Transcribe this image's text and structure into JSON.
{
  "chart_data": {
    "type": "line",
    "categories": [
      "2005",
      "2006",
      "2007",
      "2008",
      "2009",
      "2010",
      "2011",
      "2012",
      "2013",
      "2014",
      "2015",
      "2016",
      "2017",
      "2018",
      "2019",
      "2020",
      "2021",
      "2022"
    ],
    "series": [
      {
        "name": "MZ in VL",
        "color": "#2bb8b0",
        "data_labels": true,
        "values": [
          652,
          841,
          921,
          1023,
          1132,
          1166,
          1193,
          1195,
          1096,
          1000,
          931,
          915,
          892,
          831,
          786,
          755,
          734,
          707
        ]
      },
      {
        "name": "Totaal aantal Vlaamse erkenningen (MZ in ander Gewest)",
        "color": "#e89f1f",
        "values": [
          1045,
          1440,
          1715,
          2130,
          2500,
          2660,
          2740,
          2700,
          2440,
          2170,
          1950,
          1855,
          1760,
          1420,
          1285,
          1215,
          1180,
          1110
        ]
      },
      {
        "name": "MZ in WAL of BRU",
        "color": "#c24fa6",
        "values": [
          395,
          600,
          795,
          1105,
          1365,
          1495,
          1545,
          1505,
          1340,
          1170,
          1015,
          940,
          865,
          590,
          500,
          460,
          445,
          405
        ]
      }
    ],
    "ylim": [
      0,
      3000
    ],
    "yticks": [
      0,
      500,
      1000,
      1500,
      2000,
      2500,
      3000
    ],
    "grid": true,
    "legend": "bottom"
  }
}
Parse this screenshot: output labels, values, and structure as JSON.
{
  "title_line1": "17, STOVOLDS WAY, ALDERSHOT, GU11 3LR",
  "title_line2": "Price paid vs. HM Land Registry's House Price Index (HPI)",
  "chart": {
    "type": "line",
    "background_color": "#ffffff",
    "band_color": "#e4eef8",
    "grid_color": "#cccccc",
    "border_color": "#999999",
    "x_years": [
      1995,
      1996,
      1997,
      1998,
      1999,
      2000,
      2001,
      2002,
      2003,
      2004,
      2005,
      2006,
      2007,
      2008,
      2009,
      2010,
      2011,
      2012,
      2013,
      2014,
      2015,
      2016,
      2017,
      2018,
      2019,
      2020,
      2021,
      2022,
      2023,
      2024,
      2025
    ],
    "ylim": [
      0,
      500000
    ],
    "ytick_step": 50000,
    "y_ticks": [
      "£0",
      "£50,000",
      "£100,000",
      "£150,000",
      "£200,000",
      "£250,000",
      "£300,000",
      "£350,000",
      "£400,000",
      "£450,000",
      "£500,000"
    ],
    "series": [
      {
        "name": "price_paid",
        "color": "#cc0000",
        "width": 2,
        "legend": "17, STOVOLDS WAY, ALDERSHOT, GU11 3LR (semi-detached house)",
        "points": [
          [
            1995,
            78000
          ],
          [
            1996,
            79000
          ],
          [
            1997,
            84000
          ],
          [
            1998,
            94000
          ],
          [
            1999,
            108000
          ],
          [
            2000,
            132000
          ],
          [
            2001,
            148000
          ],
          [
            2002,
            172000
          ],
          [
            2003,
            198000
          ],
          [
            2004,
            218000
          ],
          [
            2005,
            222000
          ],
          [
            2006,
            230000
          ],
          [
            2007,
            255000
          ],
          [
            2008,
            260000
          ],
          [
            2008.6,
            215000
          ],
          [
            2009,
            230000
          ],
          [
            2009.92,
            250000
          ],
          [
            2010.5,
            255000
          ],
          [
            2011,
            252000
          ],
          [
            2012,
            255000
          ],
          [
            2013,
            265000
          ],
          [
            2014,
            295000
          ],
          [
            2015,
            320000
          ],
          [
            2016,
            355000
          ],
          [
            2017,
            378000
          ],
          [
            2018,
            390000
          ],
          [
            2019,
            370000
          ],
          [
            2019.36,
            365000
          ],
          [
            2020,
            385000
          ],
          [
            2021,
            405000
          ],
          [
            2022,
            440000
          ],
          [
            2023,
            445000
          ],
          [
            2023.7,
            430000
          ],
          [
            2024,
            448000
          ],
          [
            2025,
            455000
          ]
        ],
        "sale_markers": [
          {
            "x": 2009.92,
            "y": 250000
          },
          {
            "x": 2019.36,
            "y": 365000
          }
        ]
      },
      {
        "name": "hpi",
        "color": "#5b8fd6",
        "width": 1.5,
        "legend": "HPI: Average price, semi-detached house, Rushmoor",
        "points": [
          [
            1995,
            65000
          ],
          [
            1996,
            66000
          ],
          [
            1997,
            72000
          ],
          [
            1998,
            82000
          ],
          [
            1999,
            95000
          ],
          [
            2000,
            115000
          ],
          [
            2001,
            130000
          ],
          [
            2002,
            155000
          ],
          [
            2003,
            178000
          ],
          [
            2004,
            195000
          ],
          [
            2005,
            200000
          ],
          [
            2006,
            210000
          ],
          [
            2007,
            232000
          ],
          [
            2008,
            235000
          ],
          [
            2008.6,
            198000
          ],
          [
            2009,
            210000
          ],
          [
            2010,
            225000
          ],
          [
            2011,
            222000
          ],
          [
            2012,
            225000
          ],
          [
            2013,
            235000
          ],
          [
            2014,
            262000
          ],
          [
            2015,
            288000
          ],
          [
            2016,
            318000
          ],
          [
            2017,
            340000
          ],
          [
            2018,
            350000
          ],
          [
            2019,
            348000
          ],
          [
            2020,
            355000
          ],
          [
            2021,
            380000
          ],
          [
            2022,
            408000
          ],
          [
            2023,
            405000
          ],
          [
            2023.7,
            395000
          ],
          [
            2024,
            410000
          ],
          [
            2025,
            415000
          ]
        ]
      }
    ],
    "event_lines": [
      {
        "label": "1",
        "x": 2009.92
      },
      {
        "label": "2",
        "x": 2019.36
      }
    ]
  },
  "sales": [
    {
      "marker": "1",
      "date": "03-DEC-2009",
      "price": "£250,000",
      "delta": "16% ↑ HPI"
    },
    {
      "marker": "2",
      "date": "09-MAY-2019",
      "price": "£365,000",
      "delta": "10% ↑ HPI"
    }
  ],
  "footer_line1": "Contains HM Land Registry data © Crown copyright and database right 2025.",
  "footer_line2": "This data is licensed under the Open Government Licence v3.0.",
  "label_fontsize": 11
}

**Your goal**
Scan the material and collect every line that contains "structure".

**Task answer**
Transcribe this image's text and structure into JSON.
Parse this screenshot: output labels, values, and structure as JSON.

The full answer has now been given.